Problem details | Copy all lines below exactly as written. Leave pictures out.
## Start
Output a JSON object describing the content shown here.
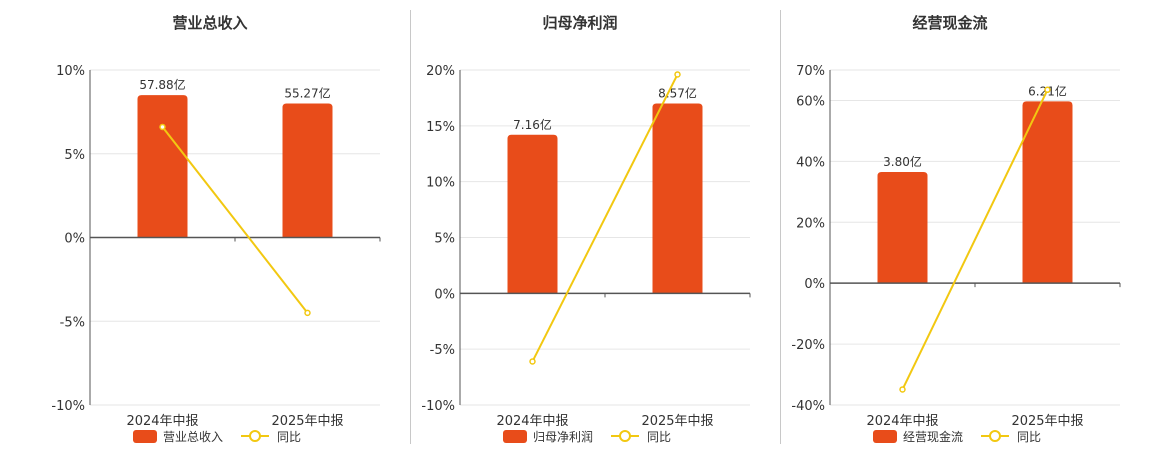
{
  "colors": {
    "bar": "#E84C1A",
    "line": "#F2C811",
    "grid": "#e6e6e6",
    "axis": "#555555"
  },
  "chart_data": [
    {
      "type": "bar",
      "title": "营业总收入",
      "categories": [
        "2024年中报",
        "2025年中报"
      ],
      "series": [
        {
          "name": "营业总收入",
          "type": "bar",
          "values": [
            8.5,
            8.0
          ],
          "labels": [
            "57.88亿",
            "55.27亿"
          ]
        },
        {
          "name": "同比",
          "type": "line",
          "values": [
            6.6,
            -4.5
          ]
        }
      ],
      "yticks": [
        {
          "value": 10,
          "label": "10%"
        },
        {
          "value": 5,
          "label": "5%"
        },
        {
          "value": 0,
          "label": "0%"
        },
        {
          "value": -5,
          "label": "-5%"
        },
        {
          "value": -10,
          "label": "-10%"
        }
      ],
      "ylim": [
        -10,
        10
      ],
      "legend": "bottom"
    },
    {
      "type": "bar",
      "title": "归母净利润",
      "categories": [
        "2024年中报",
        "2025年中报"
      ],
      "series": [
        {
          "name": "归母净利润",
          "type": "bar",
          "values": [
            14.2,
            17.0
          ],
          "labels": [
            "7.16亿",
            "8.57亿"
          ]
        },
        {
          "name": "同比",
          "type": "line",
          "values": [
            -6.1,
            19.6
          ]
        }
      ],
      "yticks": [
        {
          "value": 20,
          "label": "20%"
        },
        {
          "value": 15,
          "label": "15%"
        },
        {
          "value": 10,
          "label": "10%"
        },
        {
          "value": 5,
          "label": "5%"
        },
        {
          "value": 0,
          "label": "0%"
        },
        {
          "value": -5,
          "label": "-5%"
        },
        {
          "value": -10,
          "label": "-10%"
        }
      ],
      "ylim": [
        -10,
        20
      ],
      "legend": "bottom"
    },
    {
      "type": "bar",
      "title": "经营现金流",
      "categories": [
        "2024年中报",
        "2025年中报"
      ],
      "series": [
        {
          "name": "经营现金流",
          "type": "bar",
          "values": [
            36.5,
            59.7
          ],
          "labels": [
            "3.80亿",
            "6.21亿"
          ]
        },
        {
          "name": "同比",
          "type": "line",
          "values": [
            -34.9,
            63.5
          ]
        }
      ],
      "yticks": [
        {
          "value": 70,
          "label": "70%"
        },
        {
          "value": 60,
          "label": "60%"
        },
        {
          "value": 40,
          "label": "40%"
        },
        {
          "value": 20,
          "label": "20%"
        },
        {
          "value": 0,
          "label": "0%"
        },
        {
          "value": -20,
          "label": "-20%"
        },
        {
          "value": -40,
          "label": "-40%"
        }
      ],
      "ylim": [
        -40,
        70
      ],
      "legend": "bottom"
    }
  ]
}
## End
Reply to the task |
Output a JSON object describing the content shown here.
{
  "colors": {
    "bar": "#E84C1A",
    "line": "#F2C811",
    "grid": "#e6e6e6",
    "axis": "#555555"
  },
  "chart_data": [
    {
      "type": "bar",
      "title": "营业总收入",
      "categories": [
        "2024年中报",
        "2025年中报"
      ],
      "series": [
        {
          "name": "营业总收入",
          "type": "bar",
          "values": [
            8.5,
            8.0
          ],
          "labels": [
            "57.88亿",
            "55.27亿"
          ]
        },
        {
          "name": "同比",
          "type": "line",
          "values": [
            6.6,
            -4.5
          ]
        }
      ],
      "yticks": [
        {
          "value": 10,
          "label": "10%"
        },
        {
          "value": 5,
          "label": "5%"
        },
        {
          "value": 0,
          "label": "0%"
        },
        {
          "value": -5,
          "label": "-5%"
        },
        {
          "value": -10,
          "label": "-10%"
        }
      ],
      "ylim": [
        -10,
        10
      ],
      "legend": "bottom"
    },
    {
      "type": "bar",
      "title": "归母净利润",
      "categories": [
        "2024年中报",
        "2025年中报"
      ],
      "series": [
        {
          "name": "归母净利润",
          "type": "bar",
          "values": [
            14.2,
            17.0
          ],
          "labels": [
            "7.16亿",
            "8.57亿"
          ]
        },
        {
          "name": "同比",
          "type": "line",
          "values": [
            -6.1,
            19.6
          ]
        }
      ],
      "yticks": [
        {
          "value": 20,
          "label": "20%"
        },
        {
          "value": 15,
          "label": "15%"
        },
        {
          "value": 10,
          "label": "10%"
        },
        {
          "value": 5,
          "label": "5%"
        },
        {
          "value": 0,
          "label": "0%"
        },
        {
          "value": -5,
          "label": "-5%"
        },
        {
          "value": -10,
          "label": "-10%"
        }
      ],
      "ylim": [
        -10,
        20
      ],
      "legend": "bottom"
    },
    {
      "type": "bar",
      "title": "经营现金流",
      "categories": [
        "2024年中报",
        "2025年中报"
      ],
      "series": [
        {
          "name": "经营现金流",
          "type": "bar",
          "values": [
            36.5,
            59.7
          ],
          "labels": [
            "3.80亿",
            "6.21亿"
          ]
        },
        {
          "name": "同比",
          "type": "line",
          "values": [
            -34.9,
            63.5
          ]
        }
      ],
      "yticks": [
        {
          "value": 70,
          "label": "70%"
        },
        {
          "value": 60,
          "label": "60%"
        },
        {
          "value": 40,
          "label": "40%"
        },
        {
          "value": 20,
          "label": "20%"
        },
        {
          "value": 0,
          "label": "0%"
        },
        {
          "value": -20,
          "label": "-20%"
        },
        {
          "value": -40,
          "label": "-40%"
        }
      ],
      "ylim": [
        -40,
        70
      ],
      "legend": "bottom"
    }
  ]
}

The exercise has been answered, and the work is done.